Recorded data
►

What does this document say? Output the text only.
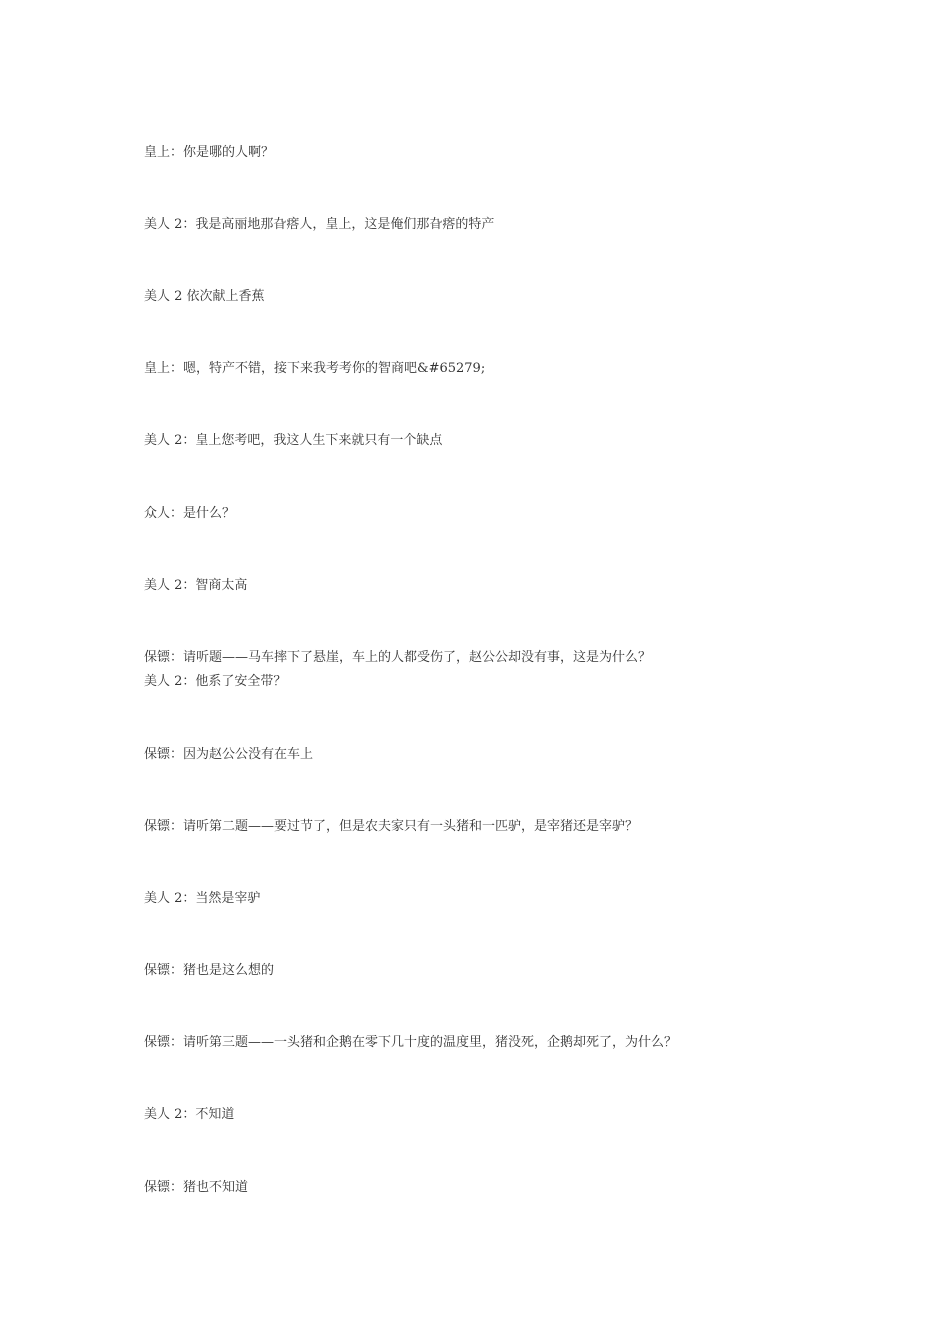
皇上：你是哪的人啊？

美人 2：我是高丽地那旮瘩人，皇上，这是俺们那旮瘩的特产

美人 2 依次献上香蕉

皇上：嗯，特产不错，接下来我考考你的智商吧&#65279;

美人 2：皇上您考吧，我这人生下来就只有一个缺点

众人：是什么？

美人 2：智商太高

保镖：请听题——马车摔下了悬崖，车上的人都受伤了，赵公公却没有事，这是为什么？

美人 2：他系了安全带？

保镖：因为赵公公没有在车上

保镖：请听第二题——要过节了，但是农夫家只有一头猪和一匹驴，是宰猪还是宰驴？

美人 2：当然是宰驴

保镖：猪也是这么想的

保镖：请听第三题——一头猪和企鹅在零下几十度的温度里，猪没死，企鹅却死了，为什么？

美人 2：不知道

保镖：猪也不知道
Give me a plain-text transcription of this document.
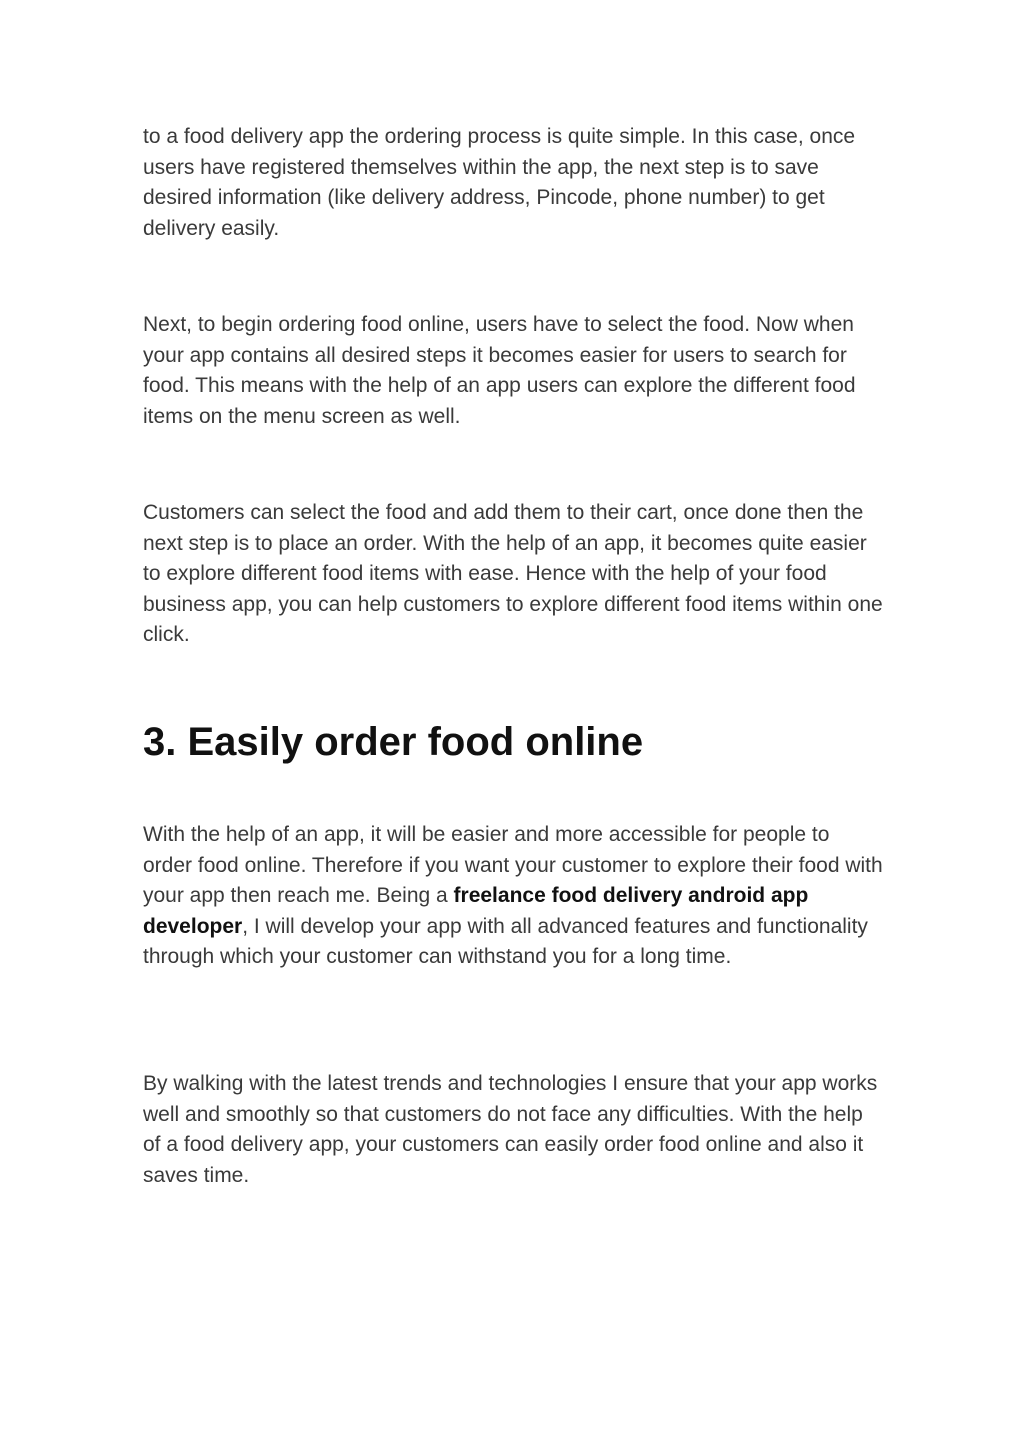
to a food delivery app the ordering process is quite simple. In this case, once users have registered themselves within the app, the next step is to save desired information (like delivery address, Pincode, phone number) to get delivery easily.

Next, to begin ordering food online, users have to select the food. Now when your app contains all desired steps it becomes easier for users to search for food. This means with the help of an app users can explore the different food items on the menu screen as well.

Customers can select the food and add them to their cart, once done then the next step is to place an order. With the help of an app, it becomes quite easier to explore different food items with ease. Hence with the help of your food business app, you can help customers to explore different food items within one click.

3. Easily order food online

With the help of an app, it will be easier and more accessible for people to order food online. Therefore if you want your customer to explore their food with your app then reach me. Being a freelance food delivery android app developer, I will develop your app with all advanced features and functionality through which your customer can withstand you for a long time.

By walking with the latest trends and technologies I ensure that your app works well and smoothly so that customers do not face any difficulties. With the help of a food delivery app, your customers can easily order food online and also it saves time.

◄

Short task ::
Which lines contain "document"? Copy each of them.

Exercise response ::
What does this document say? Output the text only.
Give me a plain-text transcription of this document.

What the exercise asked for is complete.